(Items from a data source)
## begin
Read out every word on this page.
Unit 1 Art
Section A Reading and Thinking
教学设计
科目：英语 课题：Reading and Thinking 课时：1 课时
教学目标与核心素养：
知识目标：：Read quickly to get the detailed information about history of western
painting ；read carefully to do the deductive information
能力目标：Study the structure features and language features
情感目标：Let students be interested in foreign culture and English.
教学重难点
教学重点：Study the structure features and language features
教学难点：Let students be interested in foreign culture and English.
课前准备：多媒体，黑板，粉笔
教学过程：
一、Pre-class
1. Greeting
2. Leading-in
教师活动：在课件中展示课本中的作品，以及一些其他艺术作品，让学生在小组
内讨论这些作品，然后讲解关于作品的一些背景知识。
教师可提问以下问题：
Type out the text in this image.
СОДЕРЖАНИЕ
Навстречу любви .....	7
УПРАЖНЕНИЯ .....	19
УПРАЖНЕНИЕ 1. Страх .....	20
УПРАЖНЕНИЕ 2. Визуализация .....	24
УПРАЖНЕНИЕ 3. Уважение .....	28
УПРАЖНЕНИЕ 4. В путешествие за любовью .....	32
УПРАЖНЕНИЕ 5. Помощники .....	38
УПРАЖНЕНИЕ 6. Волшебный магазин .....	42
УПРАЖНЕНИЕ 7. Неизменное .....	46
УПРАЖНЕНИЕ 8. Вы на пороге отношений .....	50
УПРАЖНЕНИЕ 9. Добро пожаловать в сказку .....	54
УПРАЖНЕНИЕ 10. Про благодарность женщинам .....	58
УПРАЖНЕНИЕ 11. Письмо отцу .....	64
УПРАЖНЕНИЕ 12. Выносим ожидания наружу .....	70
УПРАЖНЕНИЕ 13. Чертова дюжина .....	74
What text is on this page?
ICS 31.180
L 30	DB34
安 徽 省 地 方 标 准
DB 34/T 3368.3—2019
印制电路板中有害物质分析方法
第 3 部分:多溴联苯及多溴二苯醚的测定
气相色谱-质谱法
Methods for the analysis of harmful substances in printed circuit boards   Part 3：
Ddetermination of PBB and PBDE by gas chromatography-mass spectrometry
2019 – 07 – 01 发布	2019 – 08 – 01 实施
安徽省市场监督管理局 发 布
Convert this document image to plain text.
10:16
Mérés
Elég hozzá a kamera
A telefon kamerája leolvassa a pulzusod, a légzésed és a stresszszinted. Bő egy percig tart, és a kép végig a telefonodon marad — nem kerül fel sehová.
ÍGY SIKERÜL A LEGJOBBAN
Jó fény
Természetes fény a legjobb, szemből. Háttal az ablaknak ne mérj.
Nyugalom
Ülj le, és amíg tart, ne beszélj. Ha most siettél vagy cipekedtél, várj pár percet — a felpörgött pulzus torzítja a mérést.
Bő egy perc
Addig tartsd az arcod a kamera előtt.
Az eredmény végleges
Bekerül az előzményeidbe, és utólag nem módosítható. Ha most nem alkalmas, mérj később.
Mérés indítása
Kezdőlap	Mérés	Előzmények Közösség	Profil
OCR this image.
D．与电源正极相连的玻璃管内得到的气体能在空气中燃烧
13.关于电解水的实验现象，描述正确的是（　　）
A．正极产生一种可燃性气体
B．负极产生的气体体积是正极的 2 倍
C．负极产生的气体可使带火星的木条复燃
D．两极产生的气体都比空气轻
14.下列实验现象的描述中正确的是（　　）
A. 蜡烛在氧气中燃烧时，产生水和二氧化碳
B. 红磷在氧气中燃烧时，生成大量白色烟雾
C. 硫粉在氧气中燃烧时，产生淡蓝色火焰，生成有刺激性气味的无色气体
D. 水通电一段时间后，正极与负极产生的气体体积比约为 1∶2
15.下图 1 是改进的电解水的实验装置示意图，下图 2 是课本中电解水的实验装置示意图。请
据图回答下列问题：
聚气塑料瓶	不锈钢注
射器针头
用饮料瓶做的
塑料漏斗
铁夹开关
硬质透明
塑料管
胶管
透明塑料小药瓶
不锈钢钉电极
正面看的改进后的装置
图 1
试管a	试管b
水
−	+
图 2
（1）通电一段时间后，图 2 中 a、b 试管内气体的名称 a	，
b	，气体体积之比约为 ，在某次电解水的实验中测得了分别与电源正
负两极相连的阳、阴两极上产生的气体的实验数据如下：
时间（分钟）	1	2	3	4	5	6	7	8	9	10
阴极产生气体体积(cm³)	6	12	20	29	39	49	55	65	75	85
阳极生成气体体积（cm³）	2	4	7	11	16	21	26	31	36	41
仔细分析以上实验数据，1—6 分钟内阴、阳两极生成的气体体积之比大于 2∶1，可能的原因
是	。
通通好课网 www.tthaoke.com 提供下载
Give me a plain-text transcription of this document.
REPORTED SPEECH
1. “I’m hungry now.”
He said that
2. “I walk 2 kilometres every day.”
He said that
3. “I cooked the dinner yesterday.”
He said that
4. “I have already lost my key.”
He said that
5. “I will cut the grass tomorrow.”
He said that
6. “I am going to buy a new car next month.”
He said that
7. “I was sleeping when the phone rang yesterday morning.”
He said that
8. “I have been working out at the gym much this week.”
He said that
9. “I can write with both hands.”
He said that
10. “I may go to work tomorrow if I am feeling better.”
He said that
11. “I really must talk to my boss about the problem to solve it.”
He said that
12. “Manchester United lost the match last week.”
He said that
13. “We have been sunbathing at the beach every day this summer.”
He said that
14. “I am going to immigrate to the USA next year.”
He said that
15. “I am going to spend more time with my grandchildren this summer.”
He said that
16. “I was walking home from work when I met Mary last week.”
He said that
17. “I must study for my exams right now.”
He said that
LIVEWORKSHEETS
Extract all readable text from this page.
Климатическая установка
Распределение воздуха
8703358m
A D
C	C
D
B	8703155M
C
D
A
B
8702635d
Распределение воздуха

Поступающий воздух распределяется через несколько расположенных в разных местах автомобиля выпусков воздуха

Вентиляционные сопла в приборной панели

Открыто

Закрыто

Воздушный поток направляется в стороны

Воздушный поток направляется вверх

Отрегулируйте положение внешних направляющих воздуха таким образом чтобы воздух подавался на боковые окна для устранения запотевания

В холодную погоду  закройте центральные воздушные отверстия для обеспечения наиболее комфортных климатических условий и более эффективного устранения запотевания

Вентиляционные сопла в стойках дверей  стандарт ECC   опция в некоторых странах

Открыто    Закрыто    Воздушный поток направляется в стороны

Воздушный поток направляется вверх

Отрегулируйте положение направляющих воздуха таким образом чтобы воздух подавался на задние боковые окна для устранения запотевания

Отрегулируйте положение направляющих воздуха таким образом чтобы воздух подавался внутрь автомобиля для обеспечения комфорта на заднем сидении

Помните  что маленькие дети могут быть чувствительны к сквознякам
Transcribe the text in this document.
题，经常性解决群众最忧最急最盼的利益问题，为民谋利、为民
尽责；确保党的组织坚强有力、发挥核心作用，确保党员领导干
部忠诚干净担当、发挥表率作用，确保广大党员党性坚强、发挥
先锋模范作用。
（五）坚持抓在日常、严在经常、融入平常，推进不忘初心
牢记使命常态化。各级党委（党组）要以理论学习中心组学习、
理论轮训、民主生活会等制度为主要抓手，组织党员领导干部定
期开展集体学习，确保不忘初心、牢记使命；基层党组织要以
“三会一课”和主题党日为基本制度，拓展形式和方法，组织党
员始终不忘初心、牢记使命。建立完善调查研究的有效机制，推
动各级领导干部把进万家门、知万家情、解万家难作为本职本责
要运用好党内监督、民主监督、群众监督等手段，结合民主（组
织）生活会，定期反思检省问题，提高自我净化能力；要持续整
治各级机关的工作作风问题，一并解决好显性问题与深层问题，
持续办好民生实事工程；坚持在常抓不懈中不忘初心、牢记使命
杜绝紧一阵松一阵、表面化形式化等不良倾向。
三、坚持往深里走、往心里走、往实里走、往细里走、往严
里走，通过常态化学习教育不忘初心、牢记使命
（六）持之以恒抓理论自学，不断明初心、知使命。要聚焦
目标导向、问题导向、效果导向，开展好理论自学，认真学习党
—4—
## end
=== Problem requirements ===
Every line that holds the string "поток" should be returned.

=== Worked solution ===
Воздушный поток направляется в стороны
Воздушный поток направляется вверх
Открыто    Закрыто    Воздушный поток направляется в стороны
Воздушный поток направляется вверх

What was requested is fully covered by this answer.